WHAT TO WORK ON
Lift out all lines below that contain "добавляется".

>> begin MATERIALS PROVIDED

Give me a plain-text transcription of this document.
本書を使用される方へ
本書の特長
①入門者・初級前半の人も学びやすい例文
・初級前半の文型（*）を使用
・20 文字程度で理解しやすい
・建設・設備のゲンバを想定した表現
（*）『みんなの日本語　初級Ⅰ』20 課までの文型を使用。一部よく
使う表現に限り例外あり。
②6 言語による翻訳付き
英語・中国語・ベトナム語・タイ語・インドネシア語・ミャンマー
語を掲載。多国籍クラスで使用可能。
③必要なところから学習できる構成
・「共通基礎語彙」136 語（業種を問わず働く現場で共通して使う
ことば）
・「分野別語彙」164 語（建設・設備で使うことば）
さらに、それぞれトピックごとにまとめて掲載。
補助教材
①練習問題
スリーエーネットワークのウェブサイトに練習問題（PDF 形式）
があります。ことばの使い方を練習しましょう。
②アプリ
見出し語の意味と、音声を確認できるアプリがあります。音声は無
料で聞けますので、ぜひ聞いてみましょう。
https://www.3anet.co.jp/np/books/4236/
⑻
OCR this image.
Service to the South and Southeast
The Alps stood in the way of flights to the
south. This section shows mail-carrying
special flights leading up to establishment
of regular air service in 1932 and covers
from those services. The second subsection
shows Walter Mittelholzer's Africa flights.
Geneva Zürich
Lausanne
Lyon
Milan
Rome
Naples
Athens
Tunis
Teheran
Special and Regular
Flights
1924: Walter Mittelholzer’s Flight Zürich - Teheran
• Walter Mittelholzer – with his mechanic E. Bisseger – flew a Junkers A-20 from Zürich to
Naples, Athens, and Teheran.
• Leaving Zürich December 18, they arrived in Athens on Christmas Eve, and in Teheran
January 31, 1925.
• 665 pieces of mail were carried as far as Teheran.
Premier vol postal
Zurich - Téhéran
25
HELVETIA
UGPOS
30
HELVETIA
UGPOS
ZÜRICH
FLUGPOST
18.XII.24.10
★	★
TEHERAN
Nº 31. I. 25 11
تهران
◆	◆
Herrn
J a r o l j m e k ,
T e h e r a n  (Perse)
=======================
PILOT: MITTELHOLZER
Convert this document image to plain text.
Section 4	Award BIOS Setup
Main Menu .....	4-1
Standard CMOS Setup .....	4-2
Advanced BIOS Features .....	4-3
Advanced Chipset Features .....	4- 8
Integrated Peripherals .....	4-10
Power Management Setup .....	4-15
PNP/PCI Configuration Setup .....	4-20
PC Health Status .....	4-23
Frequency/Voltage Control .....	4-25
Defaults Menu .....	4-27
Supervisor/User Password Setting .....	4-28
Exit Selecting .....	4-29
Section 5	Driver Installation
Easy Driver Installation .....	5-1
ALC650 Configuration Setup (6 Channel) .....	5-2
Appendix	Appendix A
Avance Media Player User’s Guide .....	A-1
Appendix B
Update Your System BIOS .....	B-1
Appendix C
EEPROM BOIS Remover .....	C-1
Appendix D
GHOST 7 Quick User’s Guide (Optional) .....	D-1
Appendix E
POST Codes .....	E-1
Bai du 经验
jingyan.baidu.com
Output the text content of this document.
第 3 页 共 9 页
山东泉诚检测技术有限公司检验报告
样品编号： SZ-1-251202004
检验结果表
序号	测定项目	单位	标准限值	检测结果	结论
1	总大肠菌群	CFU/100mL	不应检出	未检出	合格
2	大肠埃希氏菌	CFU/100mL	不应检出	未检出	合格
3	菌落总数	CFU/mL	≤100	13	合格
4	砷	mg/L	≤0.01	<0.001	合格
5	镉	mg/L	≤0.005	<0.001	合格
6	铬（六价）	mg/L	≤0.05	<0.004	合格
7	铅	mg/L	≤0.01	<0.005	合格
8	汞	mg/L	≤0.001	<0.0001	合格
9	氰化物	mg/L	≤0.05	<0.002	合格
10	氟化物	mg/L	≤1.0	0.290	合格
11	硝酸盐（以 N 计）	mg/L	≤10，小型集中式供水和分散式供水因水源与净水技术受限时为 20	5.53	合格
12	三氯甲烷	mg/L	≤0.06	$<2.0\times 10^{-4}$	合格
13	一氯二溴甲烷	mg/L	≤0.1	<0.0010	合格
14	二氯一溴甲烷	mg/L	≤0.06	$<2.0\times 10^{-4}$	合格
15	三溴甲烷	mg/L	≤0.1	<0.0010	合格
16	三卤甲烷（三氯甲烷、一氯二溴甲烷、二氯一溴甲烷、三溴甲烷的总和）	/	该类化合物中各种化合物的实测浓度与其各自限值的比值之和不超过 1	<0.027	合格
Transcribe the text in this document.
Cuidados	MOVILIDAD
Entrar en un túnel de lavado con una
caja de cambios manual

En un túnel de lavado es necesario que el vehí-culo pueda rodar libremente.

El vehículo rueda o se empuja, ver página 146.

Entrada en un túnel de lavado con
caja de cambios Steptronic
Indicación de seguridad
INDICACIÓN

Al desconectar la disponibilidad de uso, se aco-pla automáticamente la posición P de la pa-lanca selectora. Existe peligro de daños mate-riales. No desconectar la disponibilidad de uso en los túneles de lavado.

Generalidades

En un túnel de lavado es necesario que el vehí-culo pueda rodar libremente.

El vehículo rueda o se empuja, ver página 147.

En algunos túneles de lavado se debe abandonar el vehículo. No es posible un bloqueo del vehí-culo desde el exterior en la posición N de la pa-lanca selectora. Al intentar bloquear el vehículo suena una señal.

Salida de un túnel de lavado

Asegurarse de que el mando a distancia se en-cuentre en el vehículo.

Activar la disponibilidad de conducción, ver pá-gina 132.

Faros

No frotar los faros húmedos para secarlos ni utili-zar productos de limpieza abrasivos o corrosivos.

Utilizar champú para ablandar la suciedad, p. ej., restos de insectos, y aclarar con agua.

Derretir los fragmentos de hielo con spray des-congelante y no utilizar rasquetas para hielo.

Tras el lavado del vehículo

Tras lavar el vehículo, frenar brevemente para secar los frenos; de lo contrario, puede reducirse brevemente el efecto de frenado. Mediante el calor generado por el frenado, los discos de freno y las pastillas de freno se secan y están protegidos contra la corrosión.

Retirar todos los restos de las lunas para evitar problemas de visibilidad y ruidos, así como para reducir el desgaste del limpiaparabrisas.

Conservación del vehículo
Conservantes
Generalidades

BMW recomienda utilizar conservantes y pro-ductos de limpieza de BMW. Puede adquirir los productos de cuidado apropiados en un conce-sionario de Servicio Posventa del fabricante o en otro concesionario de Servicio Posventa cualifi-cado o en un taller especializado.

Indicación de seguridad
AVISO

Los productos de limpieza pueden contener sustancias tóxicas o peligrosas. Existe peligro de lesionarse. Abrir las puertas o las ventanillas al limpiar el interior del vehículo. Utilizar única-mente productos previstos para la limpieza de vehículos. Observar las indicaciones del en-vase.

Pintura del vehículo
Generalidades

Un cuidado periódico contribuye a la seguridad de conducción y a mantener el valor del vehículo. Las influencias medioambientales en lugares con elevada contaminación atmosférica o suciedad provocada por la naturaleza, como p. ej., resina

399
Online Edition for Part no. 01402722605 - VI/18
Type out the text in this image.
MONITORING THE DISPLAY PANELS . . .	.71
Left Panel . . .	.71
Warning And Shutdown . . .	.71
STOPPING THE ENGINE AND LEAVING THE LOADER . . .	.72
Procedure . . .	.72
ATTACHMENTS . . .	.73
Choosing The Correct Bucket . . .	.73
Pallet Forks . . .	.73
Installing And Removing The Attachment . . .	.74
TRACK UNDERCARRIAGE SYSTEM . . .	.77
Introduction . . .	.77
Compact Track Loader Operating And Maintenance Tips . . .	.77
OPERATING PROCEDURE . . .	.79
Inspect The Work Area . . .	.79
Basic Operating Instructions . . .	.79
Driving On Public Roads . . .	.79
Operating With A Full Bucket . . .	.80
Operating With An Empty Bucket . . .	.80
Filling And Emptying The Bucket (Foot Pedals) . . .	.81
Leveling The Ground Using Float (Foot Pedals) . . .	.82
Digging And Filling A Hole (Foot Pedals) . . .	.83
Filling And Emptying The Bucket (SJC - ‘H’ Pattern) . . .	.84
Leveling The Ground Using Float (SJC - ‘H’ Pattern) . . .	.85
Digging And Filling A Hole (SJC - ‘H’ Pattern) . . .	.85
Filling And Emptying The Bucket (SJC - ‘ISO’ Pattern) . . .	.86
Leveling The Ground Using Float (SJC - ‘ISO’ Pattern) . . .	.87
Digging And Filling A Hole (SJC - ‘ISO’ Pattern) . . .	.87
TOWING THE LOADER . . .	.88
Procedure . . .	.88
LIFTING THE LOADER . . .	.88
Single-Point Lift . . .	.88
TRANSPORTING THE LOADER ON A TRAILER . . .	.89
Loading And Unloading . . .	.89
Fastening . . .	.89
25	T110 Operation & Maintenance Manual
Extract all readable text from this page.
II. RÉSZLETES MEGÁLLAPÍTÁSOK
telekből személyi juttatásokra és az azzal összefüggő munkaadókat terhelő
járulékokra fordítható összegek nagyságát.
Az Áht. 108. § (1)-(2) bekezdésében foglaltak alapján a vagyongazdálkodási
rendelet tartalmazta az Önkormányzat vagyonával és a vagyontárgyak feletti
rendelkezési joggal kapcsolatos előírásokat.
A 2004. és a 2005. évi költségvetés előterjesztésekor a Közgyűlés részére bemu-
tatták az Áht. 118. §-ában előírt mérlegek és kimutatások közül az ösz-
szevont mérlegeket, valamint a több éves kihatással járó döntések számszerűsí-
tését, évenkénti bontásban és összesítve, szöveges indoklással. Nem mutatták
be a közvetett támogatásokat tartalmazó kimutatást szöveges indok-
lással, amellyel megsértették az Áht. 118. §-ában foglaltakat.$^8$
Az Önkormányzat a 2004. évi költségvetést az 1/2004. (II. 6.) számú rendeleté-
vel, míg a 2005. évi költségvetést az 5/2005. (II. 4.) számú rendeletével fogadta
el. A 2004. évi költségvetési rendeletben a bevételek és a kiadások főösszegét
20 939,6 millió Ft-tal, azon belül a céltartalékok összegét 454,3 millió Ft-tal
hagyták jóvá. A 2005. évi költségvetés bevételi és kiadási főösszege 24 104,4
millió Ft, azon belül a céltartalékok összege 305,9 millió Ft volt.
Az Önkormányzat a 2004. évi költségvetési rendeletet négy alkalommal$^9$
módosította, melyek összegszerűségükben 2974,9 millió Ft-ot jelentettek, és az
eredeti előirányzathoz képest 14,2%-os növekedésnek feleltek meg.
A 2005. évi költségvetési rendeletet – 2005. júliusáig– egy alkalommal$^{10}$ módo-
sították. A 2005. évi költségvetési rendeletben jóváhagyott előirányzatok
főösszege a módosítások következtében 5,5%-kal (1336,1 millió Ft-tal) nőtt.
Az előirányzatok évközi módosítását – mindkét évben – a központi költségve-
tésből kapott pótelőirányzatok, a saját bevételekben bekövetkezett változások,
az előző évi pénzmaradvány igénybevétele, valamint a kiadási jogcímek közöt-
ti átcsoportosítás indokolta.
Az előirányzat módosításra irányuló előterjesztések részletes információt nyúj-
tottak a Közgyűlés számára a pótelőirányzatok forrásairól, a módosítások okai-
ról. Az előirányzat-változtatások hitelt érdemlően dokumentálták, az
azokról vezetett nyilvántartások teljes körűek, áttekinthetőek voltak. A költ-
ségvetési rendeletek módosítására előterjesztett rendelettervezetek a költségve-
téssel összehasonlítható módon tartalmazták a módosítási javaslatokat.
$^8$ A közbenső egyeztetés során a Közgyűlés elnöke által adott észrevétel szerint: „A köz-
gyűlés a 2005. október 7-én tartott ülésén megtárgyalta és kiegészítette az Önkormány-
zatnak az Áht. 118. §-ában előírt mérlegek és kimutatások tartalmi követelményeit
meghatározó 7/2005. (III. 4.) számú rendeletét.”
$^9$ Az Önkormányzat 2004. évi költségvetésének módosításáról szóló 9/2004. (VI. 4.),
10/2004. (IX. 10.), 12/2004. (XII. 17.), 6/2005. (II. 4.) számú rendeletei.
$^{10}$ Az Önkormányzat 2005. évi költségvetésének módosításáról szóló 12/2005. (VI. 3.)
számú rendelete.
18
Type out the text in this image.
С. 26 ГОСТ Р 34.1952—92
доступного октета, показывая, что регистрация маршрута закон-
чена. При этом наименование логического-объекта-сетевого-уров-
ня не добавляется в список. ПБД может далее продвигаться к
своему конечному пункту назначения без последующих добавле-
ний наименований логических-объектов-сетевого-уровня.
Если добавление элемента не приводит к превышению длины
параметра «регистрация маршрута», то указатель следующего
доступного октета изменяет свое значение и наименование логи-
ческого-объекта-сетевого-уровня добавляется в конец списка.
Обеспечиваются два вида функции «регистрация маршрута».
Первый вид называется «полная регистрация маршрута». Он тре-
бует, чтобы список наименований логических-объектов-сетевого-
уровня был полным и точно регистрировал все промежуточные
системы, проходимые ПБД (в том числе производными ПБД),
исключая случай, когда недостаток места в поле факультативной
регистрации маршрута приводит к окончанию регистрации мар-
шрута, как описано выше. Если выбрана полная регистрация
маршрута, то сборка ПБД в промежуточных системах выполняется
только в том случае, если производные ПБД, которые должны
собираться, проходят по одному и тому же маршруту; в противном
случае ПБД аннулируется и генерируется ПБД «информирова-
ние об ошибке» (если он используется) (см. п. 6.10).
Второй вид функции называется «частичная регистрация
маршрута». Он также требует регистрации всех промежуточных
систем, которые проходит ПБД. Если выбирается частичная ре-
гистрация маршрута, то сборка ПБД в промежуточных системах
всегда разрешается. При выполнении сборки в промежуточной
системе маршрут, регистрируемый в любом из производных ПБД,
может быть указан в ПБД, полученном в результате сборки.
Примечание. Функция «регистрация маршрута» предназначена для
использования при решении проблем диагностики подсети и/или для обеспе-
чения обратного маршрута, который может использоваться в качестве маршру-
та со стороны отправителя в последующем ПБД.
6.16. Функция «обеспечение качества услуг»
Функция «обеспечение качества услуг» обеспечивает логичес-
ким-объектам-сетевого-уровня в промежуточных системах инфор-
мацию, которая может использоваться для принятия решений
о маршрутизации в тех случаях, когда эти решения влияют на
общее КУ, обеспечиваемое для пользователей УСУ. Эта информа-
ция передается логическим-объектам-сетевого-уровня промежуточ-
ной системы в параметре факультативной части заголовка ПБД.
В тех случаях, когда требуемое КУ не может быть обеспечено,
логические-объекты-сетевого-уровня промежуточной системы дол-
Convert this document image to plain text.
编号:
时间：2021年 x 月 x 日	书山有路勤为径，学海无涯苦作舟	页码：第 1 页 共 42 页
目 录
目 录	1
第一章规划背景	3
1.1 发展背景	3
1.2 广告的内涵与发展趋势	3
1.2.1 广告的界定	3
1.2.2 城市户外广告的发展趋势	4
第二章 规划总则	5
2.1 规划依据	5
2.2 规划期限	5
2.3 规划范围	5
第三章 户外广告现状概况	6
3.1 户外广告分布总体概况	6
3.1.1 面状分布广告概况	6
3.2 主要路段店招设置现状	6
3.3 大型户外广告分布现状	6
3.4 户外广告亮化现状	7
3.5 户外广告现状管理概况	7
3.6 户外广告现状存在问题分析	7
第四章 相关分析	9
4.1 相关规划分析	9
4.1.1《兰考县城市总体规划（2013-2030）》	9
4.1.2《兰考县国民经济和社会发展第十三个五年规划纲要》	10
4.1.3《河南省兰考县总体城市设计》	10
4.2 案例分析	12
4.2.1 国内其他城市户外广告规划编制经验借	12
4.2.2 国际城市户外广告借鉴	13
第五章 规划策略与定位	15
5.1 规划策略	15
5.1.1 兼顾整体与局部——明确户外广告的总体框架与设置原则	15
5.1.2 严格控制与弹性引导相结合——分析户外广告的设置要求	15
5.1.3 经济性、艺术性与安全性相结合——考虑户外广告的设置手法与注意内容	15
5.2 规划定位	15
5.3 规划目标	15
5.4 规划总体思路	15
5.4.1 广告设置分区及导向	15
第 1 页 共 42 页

>> end MATERIALS PROVIDED

RESULT OF THIS TASK
ня не добавляется в список. ПБД может далее продвигаться к
ческого-объекта-сетевого-уровня добавляется в конец списка.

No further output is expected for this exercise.